▶ **Exercise goal**:
Give the data a second time, exactly and in full.

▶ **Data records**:
--------------------------------------------------

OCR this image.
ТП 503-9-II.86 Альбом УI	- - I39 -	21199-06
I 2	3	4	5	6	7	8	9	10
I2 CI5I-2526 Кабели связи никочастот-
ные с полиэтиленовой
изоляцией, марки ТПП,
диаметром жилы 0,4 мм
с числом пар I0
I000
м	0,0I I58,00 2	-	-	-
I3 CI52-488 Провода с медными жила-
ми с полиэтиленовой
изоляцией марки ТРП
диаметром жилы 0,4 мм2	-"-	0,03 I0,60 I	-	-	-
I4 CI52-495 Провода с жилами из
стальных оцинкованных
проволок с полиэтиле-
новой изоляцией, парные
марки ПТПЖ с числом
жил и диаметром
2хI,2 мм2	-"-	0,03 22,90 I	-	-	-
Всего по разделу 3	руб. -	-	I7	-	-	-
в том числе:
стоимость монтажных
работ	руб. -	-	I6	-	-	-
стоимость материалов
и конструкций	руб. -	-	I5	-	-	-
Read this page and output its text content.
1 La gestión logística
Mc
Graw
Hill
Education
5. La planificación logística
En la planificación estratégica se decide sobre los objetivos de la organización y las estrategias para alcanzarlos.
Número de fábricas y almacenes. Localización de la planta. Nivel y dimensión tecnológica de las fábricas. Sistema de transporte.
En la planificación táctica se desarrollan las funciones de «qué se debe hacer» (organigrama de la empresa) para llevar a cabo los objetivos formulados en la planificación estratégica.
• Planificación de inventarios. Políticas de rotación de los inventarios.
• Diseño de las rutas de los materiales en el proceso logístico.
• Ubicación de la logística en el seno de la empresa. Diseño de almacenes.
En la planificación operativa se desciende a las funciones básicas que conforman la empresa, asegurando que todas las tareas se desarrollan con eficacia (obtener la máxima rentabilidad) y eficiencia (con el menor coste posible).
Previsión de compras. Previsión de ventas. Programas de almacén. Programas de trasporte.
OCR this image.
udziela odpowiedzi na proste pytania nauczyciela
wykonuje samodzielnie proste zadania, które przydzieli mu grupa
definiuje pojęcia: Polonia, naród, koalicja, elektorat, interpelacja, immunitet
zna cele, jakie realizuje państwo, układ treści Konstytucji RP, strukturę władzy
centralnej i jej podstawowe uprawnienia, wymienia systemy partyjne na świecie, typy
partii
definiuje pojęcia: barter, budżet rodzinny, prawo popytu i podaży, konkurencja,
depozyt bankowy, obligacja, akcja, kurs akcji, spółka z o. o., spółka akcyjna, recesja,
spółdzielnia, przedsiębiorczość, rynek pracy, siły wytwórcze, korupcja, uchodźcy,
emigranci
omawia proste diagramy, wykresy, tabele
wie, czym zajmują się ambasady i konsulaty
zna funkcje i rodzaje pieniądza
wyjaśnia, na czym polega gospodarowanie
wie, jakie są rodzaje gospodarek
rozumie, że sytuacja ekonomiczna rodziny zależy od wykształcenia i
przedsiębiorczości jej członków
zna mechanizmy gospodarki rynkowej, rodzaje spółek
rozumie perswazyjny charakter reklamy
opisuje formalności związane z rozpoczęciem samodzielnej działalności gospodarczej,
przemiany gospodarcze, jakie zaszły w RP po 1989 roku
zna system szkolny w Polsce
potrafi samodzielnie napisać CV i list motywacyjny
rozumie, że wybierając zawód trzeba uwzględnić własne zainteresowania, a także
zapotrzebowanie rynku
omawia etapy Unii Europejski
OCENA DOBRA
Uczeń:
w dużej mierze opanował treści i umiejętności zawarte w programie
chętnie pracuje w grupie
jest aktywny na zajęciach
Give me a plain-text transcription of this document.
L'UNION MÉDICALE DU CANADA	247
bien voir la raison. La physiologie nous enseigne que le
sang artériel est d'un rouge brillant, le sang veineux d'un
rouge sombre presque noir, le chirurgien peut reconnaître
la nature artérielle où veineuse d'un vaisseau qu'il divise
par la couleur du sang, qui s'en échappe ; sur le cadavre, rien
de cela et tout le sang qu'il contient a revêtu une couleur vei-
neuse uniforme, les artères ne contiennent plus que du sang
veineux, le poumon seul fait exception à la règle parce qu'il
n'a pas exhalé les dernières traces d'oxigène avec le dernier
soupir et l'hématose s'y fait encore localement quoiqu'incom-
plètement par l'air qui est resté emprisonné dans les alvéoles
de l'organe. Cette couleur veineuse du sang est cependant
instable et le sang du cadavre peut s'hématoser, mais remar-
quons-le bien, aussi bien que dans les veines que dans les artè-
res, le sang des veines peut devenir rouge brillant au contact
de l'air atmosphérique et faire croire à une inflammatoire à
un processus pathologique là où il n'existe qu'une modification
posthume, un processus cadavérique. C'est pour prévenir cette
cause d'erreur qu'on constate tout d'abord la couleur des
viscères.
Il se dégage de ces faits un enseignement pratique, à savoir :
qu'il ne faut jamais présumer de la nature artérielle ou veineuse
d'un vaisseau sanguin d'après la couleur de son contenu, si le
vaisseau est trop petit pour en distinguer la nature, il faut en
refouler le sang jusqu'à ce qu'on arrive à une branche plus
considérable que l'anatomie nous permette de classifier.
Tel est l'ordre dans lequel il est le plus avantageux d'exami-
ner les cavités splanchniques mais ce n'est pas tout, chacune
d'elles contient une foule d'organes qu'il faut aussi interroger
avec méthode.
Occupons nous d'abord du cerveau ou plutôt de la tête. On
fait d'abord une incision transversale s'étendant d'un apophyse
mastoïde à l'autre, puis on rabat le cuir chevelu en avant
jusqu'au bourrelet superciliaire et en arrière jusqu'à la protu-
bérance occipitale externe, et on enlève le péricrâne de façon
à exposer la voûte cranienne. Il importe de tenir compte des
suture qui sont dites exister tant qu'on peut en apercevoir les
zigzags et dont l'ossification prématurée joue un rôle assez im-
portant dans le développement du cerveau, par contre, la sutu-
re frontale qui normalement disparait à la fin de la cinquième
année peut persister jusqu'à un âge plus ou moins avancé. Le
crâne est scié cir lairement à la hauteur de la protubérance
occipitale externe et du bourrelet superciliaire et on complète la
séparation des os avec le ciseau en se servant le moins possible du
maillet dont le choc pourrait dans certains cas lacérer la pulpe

--------------------------------------------------

▶ **Expected answer**:
OCR this image.
ТП 503-9-II.86 Альбом УI	- - I39 -	21199-06
I 2	3	4	5	6	7	8	9	10
I2 CI5I-2526 Кабели связи никочастот-
ные с полиэтиленовой
изоляцией, марки ТПП,
диаметром жилы 0,4 мм
с числом пар I0
I000
м	0,0I I58,00 2	-	-	-
I3 CI52-488 Провода с медными жила-
ми с полиэтиленовой
изоляцией марки ТРП
диаметром жилы 0,4 мм2	-"-	0,03 I0,60 I	-	-	-
I4 CI52-495 Провода с жилами из
стальных оцинкованных
проволок с полиэтиле-
новой изоляцией, парные
марки ПТПЖ с числом
жил и диаметром
2хI,2 мм2	-"-	0,03 22,90 I	-	-	-
Всего по разделу 3	руб. -	-	I7	-	-	-
в том числе:
стоимость монтажных
работ	руб. -	-	I6	-	-	-
стоимость материалов
и конструкций	руб. -	-	I5	-	-	-
Read this page and output its text content.
1 La gestión logística
Mc
Graw
Hill
Education
5. La planificación logística
En la planificación estratégica se decide sobre los objetivos de la organización y las estrategias para alcanzarlos.
Número de fábricas y almacenes. Localización de la planta. Nivel y dimensión tecnológica de las fábricas. Sistema de transporte.
En la planificación táctica se desarrollan las funciones de «qué se debe hacer» (organigrama de la empresa) para llevar a cabo los objetivos formulados en la planificación estratégica.
• Planificación de inventarios. Políticas de rotación de los inventarios.
• Diseño de las rutas de los materiales en el proceso logístico.
• Ubicación de la logística en el seno de la empresa. Diseño de almacenes.
En la planificación operativa se desciende a las funciones básicas que conforman la empresa, asegurando que todas las tareas se desarrollan con eficacia (obtener la máxima rentabilidad) y eficiencia (con el menor coste posible).
Previsión de compras. Previsión de ventas. Programas de almacén. Programas de trasporte.
OCR this image.
udziela odpowiedzi na proste pytania nauczyciela
wykonuje samodzielnie proste zadania, które przydzieli mu grupa
definiuje pojęcia: Polonia, naród, koalicja, elektorat, interpelacja, immunitet
zna cele, jakie realizuje państwo, układ treści Konstytucji RP, strukturę władzy
centralnej i jej podstawowe uprawnienia, wymienia systemy partyjne na świecie, typy
partii
definiuje pojęcia: barter, budżet rodzinny, prawo popytu i podaży, konkurencja,
depozyt bankowy, obligacja, akcja, kurs akcji, spółka z o. o., spółka akcyjna, recesja,
spółdzielnia, przedsiębiorczość, rynek pracy, siły wytwórcze, korupcja, uchodźcy,
emigranci
omawia proste diagramy, wykresy, tabele
wie, czym zajmują się ambasady i konsulaty
zna funkcje i rodzaje pieniądza
wyjaśnia, na czym polega gospodarowanie
wie, jakie są rodzaje gospodarek
rozumie, że sytuacja ekonomiczna rodziny zależy od wykształcenia i
przedsiębiorczości jej członków
zna mechanizmy gospodarki rynkowej, rodzaje spółek
rozumie perswazyjny charakter reklamy
opisuje formalności związane z rozpoczęciem samodzielnej działalności gospodarczej,
przemiany gospodarcze, jakie zaszły w RP po 1989 roku
zna system szkolny w Polsce
potrafi samodzielnie napisać CV i list motywacyjny
rozumie, że wybierając zawód trzeba uwzględnić własne zainteresowania, a także
zapotrzebowanie rynku
omawia etapy Unii Europejski
OCENA DOBRA
Uczeń:
w dużej mierze opanował treści i umiejętności zawarte w programie
chętnie pracuje w grupie
jest aktywny na zajęciach
Give me a plain-text transcription of this document.
L'UNION MÉDICALE DU CANADA	247
bien voir la raison. La physiologie nous enseigne que le
sang artériel est d'un rouge brillant, le sang veineux d'un
rouge sombre presque noir, le chirurgien peut reconnaître
la nature artérielle où veineuse d'un vaisseau qu'il divise
par la couleur du sang, qui s'en échappe ; sur le cadavre, rien
de cela et tout le sang qu'il contient a revêtu une couleur vei-
neuse uniforme, les artères ne contiennent plus que du sang
veineux, le poumon seul fait exception à la règle parce qu'il
n'a pas exhalé les dernières traces d'oxigène avec le dernier
soupir et l'hématose s'y fait encore localement quoiqu'incom-
plètement par l'air qui est resté emprisonné dans les alvéoles
de l'organe. Cette couleur veineuse du sang est cependant
instable et le sang du cadavre peut s'hématoser, mais remar-
quons-le bien, aussi bien que dans les veines que dans les artè-
res, le sang des veines peut devenir rouge brillant au contact
de l'air atmosphérique et faire croire à une inflammatoire à
un processus pathologique là où il n'existe qu'une modification
posthume, un processus cadavérique. C'est pour prévenir cette
cause d'erreur qu'on constate tout d'abord la couleur des
viscères.
Il se dégage de ces faits un enseignement pratique, à savoir :
qu'il ne faut jamais présumer de la nature artérielle ou veineuse
d'un vaisseau sanguin d'après la couleur de son contenu, si le
vaisseau est trop petit pour en distinguer la nature, il faut en
refouler le sang jusqu'à ce qu'on arrive à une branche plus
considérable que l'anatomie nous permette de classifier.
Tel est l'ordre dans lequel il est le plus avantageux d'exami-
ner les cavités splanchniques mais ce n'est pas tout, chacune
d'elles contient une foule d'organes qu'il faut aussi interroger
avec méthode.
Occupons nous d'abord du cerveau ou plutôt de la tête. On
fait d'abord une incision transversale s'étendant d'un apophyse
mastoïde à l'autre, puis on rabat le cuir chevelu en avant
jusqu'au bourrelet superciliaire et en arrière jusqu'à la protu-
bérance occipitale externe, et on enlève le péricrâne de façon
à exposer la voûte cranienne. Il importe de tenir compte des
suture qui sont dites exister tant qu'on peut en apercevoir les
zigzags et dont l'ossification prématurée joue un rôle assez im-
portant dans le développement du cerveau, par contre, la sutu-
re frontale qui normalement disparait à la fin de la cinquième
année peut persister jusqu'à un âge plus ou moins avancé. Le
crâne est scié cir lairement à la hauteur de la protubérance
occipitale externe et du bourrelet superciliaire et on complète la
séparation des os avec le ciseau en se servant le moins possible du
maillet dont le choc pourrait dans certains cas lacérer la pulpe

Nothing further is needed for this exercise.